_WHAT TO DO_
Report every line in the records below that holds the word "Effciency".

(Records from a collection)
○ ○ ○
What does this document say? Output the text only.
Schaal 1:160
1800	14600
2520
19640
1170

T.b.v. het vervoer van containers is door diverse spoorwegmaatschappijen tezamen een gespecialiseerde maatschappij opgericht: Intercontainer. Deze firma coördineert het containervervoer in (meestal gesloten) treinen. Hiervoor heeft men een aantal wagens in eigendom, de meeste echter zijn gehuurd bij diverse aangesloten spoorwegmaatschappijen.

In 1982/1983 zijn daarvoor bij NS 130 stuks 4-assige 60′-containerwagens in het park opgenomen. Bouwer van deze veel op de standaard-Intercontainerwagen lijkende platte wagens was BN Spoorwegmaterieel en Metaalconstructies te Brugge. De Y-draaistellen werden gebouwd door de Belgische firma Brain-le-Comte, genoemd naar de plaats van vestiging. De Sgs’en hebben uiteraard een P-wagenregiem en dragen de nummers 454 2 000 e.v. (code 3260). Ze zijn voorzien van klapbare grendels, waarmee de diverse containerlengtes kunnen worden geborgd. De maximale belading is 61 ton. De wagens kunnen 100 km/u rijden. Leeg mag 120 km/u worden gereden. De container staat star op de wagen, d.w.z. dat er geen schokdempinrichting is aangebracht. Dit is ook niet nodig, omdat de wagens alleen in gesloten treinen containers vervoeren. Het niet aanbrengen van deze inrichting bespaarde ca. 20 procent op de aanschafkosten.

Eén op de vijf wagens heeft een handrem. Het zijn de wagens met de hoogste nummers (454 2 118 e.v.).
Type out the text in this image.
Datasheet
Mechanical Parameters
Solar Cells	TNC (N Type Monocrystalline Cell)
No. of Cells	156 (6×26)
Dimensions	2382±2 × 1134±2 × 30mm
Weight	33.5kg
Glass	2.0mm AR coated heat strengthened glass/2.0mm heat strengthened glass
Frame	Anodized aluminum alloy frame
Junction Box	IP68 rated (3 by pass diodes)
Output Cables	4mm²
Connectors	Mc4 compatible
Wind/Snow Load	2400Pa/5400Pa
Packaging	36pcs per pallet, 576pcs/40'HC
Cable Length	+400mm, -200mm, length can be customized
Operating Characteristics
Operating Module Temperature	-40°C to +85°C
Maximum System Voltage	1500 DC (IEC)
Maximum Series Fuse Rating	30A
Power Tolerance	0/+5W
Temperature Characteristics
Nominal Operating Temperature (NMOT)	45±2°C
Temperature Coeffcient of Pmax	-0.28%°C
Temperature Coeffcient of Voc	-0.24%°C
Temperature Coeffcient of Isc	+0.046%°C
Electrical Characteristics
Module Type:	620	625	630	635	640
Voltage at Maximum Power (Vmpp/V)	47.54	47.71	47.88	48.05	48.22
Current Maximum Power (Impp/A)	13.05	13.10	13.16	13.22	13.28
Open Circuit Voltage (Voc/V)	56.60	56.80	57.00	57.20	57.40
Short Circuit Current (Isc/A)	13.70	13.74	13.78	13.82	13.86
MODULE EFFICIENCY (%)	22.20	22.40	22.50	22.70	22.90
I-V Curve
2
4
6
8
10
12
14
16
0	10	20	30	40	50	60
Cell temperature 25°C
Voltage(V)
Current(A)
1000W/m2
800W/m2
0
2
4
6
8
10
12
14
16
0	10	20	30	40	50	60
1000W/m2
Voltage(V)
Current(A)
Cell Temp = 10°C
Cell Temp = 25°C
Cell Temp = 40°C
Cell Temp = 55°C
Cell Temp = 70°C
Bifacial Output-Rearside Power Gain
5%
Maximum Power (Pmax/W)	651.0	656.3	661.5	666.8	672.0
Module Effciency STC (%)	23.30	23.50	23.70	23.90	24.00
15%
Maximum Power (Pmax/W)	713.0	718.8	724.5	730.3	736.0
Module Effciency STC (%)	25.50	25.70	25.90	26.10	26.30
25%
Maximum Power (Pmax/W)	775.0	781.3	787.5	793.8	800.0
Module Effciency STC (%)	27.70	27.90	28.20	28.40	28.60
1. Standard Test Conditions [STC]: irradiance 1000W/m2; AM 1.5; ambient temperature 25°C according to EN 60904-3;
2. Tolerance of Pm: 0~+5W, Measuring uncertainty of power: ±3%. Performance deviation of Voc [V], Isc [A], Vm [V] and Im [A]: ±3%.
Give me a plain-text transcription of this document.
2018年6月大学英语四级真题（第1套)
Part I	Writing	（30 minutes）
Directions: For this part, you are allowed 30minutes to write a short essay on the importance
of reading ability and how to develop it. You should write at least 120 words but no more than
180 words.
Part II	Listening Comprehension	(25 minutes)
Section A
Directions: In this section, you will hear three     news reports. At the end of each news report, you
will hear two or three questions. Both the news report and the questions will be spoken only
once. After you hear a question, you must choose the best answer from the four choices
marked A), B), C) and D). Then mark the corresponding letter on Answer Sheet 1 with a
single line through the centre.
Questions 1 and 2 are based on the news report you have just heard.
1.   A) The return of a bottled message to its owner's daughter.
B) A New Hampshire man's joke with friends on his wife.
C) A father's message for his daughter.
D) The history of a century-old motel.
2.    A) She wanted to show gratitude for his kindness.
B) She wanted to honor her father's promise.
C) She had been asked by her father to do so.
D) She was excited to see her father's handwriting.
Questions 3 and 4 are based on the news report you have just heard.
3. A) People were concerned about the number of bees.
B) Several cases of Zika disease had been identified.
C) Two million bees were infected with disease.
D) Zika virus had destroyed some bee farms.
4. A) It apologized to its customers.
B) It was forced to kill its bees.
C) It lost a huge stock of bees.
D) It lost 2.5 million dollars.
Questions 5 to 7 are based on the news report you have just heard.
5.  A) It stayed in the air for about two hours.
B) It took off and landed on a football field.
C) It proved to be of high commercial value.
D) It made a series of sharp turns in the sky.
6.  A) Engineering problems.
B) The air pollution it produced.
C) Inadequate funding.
○ ○ ○
_OUTPUT OF THE EXERCISE_
Module Effciency STC (%)	23.30	23.50	23.70	23.90	24.00
Module Effciency STC (%)	25.50	25.70	25.90	26.10	26.30
Module Effciency STC (%)	27.70	27.90	28.20	28.40	28.60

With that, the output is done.